DATA TO PROCESS
* START *
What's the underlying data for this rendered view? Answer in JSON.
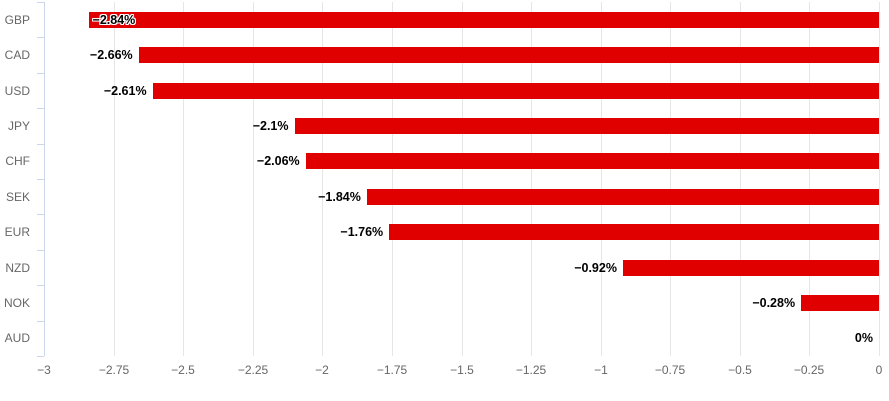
{
  "chart_data": {
    "type": "bar",
    "orientation": "horizontal",
    "title": "",
    "xlabel": "",
    "ylabel": "",
    "grid": true,
    "legend": "none",
    "xlim": [
      -3,
      0
    ],
    "categories": [
      "GBP",
      "CAD",
      "USD",
      "JPY",
      "CHF",
      "SEK",
      "EUR",
      "NZD",
      "NOK",
      "AUD"
    ],
    "values": [
      -2.84,
      -2.66,
      -2.61,
      -2.1,
      -2.06,
      -1.84,
      -1.76,
      -0.92,
      -0.28,
      0
    ],
    "points": [
      {
        "category": "GBP",
        "value": -2.84,
        "label": "−2.84%",
        "label_inside": true
      },
      {
        "category": "CAD",
        "value": -2.66,
        "label": "−2.66%",
        "label_inside": false
      },
      {
        "category": "USD",
        "value": -2.61,
        "label": "−2.61%",
        "label_inside": false
      },
      {
        "category": "JPY",
        "value": -2.1,
        "label": "−2.1%",
        "label_inside": false
      },
      {
        "category": "CHF",
        "value": -2.06,
        "label": "−2.06%",
        "label_inside": false
      },
      {
        "category": "SEK",
        "value": -1.84,
        "label": "−1.84%",
        "label_inside": false
      },
      {
        "category": "EUR",
        "value": -1.76,
        "label": "−1.76%",
        "label_inside": false
      },
      {
        "category": "NZD",
        "value": -0.92,
        "label": "−0.92%",
        "label_inside": false
      },
      {
        "category": "NOK",
        "value": -0.28,
        "label": "−0.28%",
        "label_inside": false
      },
      {
        "category": "AUD",
        "value": 0,
        "label": "0%",
        "label_inside": false
      }
    ],
    "x_ticks": [
      -3,
      -2.75,
      -2.5,
      -2.25,
      -2,
      -1.75,
      -1.5,
      -1.25,
      -1,
      -0.75,
      -0.5,
      -0.25,
      0
    ],
    "x_tick_labels": [
      "−3",
      "−2.75",
      "−2.5",
      "−2.25",
      "−2",
      "−1.75",
      "−1.5",
      "−1.25",
      "−1",
      "−0.75",
      "−0.5",
      "−0.25",
      "0"
    ],
    "colors": {
      "bar": "#e00000",
      "grid": "#e6e6e6",
      "axis_line": "#ccd6eb",
      "axis_label": "#666666",
      "data_label": "#000000"
    }
  }
}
* END *
SET PROBLEM
Make an exact copy of the data above, pictures excluded.

CORRECT OUTPUT
What's the underlying data for this rendered view? Answer in JSON.
{
  "chart_data": {
    "type": "bar",
    "orientation": "horizontal",
    "title": "",
    "xlabel": "",
    "ylabel": "",
    "grid": true,
    "legend": "none",
    "xlim": [
      -3,
      0
    ],
    "categories": [
      "GBP",
      "CAD",
      "USD",
      "JPY",
      "CHF",
      "SEK",
      "EUR",
      "NZD",
      "NOK",
      "AUD"
    ],
    "values": [
      -2.84,
      -2.66,
      -2.61,
      -2.1,
      -2.06,
      -1.84,
      -1.76,
      -0.92,
      -0.28,
      0
    ],
    "points": [
      {
        "category": "GBP",
        "value": -2.84,
        "label": "−2.84%",
        "label_inside": true
      },
      {
        "category": "CAD",
        "value": -2.66,
        "label": "−2.66%",
        "label_inside": false
      },
      {
        "category": "USD",
        "value": -2.61,
        "label": "−2.61%",
        "label_inside": false
      },
      {
        "category": "JPY",
        "value": -2.1,
        "label": "−2.1%",
        "label_inside": false
      },
      {
        "category": "CHF",
        "value": -2.06,
        "label": "−2.06%",
        "label_inside": false
      },
      {
        "category": "SEK",
        "value": -1.84,
        "label": "−1.84%",
        "label_inside": false
      },
      {
        "category": "EUR",
        "value": -1.76,
        "label": "−1.76%",
        "label_inside": false
      },
      {
        "category": "NZD",
        "value": -0.92,
        "label": "−0.92%",
        "label_inside": false
      },
      {
        "category": "NOK",
        "value": -0.28,
        "label": "−0.28%",
        "label_inside": false
      },
      {
        "category": "AUD",
        "value": 0,
        "label": "0%",
        "label_inside": false
      }
    ],
    "x_ticks": [
      -3,
      -2.75,
      -2.5,
      -2.25,
      -2,
      -1.75,
      -1.5,
      -1.25,
      -1,
      -0.75,
      -0.5,
      -0.25,
      0
    ],
    "x_tick_labels": [
      "−3",
      "−2.75",
      "−2.5",
      "−2.25",
      "−2",
      "−1.75",
      "−1.5",
      "−1.25",
      "−1",
      "−0.75",
      "−0.5",
      "−0.25",
      "0"
    ],
    "colors": {
      "bar": "#e00000",
      "grid": "#e6e6e6",
      "axis_line": "#ccd6eb",
      "axis_label": "#666666",
      "data_label": "#000000"
    }
  }
}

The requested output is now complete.